For every line in the records that has the word "Below", make a copy.

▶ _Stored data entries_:
§ §
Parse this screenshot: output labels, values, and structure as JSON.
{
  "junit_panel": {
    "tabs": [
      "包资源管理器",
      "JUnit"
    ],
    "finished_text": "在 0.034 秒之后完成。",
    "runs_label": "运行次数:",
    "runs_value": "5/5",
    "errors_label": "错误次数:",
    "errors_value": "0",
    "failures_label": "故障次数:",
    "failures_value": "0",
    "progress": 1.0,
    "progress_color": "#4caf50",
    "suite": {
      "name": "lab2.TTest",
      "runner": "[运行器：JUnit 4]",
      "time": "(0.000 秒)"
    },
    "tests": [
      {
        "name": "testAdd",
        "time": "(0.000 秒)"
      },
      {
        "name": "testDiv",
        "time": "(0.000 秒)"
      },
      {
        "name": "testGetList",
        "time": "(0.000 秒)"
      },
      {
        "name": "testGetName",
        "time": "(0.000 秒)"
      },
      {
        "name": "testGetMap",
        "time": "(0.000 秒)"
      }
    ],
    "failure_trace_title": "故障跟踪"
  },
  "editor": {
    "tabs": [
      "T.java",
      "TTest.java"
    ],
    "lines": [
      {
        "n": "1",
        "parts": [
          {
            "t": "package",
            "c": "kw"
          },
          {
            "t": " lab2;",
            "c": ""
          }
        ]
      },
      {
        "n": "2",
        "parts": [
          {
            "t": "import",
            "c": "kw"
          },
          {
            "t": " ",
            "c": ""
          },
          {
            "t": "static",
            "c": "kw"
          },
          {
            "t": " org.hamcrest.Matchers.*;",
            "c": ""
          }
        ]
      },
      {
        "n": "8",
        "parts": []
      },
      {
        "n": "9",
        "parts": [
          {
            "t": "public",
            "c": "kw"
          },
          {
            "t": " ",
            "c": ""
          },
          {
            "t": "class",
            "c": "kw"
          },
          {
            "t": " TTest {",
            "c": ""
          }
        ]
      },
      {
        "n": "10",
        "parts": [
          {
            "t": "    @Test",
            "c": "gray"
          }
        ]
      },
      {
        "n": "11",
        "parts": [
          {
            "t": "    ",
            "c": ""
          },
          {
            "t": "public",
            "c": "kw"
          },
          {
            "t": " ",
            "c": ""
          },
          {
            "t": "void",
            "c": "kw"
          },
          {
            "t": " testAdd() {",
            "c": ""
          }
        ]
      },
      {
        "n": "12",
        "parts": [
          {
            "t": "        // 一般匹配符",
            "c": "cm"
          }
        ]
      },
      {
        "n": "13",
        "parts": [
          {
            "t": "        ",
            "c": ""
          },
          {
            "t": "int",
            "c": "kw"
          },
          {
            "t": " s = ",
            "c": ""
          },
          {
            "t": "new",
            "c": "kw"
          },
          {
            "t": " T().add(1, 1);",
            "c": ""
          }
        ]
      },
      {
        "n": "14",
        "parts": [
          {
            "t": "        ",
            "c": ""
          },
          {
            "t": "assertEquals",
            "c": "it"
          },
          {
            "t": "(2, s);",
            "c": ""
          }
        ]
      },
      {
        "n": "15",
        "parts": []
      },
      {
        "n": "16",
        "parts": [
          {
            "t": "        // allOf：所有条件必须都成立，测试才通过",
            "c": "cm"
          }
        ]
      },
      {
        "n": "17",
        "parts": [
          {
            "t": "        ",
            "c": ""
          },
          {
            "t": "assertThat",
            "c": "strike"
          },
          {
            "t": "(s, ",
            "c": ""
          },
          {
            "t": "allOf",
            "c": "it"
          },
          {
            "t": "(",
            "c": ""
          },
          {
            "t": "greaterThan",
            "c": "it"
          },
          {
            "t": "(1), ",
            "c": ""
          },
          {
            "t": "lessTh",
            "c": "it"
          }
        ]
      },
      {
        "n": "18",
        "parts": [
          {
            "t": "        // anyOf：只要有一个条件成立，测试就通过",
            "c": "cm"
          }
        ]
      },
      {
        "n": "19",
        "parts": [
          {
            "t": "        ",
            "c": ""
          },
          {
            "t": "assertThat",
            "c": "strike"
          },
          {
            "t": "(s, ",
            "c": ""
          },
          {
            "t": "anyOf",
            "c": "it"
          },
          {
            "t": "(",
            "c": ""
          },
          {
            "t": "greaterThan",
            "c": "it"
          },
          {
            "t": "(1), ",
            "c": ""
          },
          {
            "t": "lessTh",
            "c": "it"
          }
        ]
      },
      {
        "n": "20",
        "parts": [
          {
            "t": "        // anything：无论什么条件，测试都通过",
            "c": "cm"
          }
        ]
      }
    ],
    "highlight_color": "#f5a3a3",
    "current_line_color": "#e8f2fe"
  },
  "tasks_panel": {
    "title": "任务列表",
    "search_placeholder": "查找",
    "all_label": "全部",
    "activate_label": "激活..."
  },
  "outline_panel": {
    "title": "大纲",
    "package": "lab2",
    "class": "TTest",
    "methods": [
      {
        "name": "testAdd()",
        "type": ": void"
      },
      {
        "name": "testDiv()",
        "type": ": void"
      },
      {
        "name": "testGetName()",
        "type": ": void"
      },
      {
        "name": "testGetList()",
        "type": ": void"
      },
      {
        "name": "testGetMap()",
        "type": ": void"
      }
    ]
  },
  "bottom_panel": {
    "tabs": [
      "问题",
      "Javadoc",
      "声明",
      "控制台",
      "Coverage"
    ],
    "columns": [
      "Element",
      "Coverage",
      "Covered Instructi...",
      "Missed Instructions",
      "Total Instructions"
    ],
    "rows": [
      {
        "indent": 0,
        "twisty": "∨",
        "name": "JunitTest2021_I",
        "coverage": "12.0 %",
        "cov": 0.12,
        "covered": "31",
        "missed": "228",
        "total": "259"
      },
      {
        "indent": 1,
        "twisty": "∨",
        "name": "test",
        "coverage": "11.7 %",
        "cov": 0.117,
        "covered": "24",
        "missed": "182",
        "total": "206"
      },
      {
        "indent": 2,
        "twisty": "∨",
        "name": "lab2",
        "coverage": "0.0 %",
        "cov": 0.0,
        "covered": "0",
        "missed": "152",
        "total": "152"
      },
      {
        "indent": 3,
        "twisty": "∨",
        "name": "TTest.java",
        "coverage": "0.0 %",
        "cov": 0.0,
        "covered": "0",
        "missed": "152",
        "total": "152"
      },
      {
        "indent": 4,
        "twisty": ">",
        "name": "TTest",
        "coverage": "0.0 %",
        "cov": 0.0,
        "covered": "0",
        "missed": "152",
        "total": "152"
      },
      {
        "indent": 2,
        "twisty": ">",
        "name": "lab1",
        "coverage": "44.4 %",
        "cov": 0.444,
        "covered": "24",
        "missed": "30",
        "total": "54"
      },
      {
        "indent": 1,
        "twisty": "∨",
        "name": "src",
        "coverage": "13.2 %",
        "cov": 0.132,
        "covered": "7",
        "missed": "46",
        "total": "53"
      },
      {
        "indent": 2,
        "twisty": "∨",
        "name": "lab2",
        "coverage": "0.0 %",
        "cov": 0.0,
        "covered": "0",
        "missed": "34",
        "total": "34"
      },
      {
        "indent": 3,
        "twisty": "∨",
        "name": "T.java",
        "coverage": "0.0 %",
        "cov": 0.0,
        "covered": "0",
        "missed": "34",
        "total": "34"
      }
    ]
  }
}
§ §
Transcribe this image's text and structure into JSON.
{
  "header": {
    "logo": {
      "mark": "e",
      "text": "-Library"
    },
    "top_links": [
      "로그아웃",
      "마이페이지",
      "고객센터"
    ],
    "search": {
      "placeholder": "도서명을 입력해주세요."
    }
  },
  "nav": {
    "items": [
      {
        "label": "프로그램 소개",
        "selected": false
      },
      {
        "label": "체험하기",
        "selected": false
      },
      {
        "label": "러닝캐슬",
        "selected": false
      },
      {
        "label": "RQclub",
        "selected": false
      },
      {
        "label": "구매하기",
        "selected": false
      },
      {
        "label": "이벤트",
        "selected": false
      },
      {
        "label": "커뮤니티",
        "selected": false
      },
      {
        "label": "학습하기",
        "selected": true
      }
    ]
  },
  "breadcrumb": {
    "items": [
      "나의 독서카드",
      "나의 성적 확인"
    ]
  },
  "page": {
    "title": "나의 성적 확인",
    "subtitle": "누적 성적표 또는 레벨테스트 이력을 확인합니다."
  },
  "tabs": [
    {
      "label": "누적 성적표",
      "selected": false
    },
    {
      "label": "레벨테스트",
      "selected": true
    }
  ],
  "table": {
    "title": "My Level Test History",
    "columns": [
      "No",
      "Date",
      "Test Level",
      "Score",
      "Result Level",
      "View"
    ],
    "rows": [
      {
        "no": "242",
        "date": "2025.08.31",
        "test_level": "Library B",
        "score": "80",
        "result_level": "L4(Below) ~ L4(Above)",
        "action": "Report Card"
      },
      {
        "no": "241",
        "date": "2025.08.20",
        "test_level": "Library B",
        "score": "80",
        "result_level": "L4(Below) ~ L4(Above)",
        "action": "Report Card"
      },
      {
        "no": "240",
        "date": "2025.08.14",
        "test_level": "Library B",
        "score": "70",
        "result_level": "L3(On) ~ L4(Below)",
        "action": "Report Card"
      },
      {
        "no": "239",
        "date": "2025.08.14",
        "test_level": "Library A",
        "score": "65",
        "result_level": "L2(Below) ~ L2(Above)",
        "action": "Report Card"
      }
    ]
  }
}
§ §
▶ _Solved exercise_:
        "result_level": "L4(Below) ~ L4(Above)",
        "result_level": "L4(Below) ~ L4(Above)",
        "result_level": "L3(On) ~ L4(Below)",
        "result_level": "L2(Below) ~ L2(Above)",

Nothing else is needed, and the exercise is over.